>> Begin
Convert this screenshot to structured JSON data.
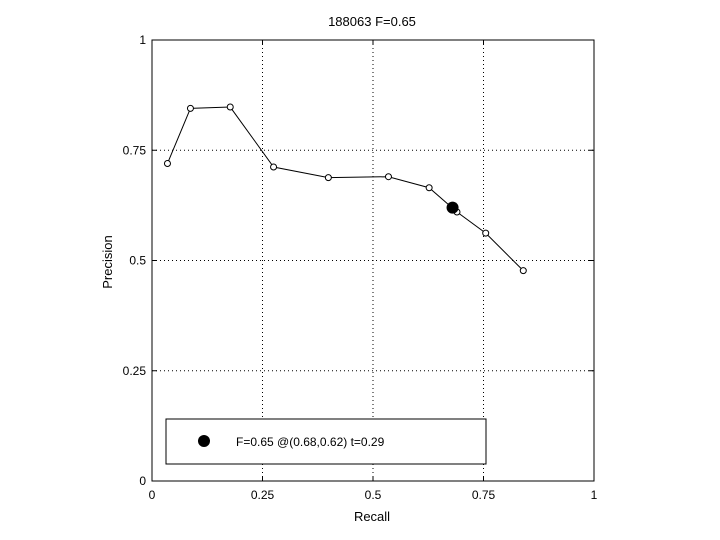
{
  "chart_data": {
    "type": "line",
    "title": "188063 F=0.65",
    "xlabel": "Recall",
    "ylabel": "Precision",
    "xlim": [
      0,
      1
    ],
    "ylim": [
      0,
      1
    ],
    "grid": true,
    "x_ticks": [
      0,
      0.25,
      0.5,
      0.75,
      1
    ],
    "y_ticks": [
      0,
      0.25,
      0.5,
      0.75,
      1
    ],
    "x_tick_labels": [
      "0",
      "0.25",
      "0.5",
      "0.75",
      "1"
    ],
    "y_tick_labels": [
      "0",
      "0.25",
      "0.5",
      "0.75",
      "1"
    ],
    "series": [
      {
        "marker": "open-circle",
        "color": "#000000",
        "points": [
          {
            "x": 0.035,
            "y": 0.72
          },
          {
            "x": 0.087,
            "y": 0.845
          },
          {
            "x": 0.177,
            "y": 0.848
          },
          {
            "x": 0.275,
            "y": 0.712
          },
          {
            "x": 0.399,
            "y": 0.688
          },
          {
            "x": 0.535,
            "y": 0.69
          },
          {
            "x": 0.627,
            "y": 0.665
          },
          {
            "x": 0.69,
            "y": 0.61
          },
          {
            "x": 0.755,
            "y": 0.562
          },
          {
            "x": 0.84,
            "y": 0.477
          }
        ]
      }
    ],
    "highlight_point": {
      "x": 0.68,
      "y": 0.62,
      "marker": "filled-circle",
      "color": "#000000"
    },
    "legend": {
      "placement": "bottom-left",
      "entries": [
        {
          "label": "F=0.65 @(0.68,0.62) t=0.29",
          "marker": "filled-circle"
        }
      ]
    }
  }
}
>> End
## Work instructions
Find each line that has the word "circle", then copy it out.

## The solution
        "marker": "open-circle",
      "marker": "filled-circle",
          "marker": "filled-circle"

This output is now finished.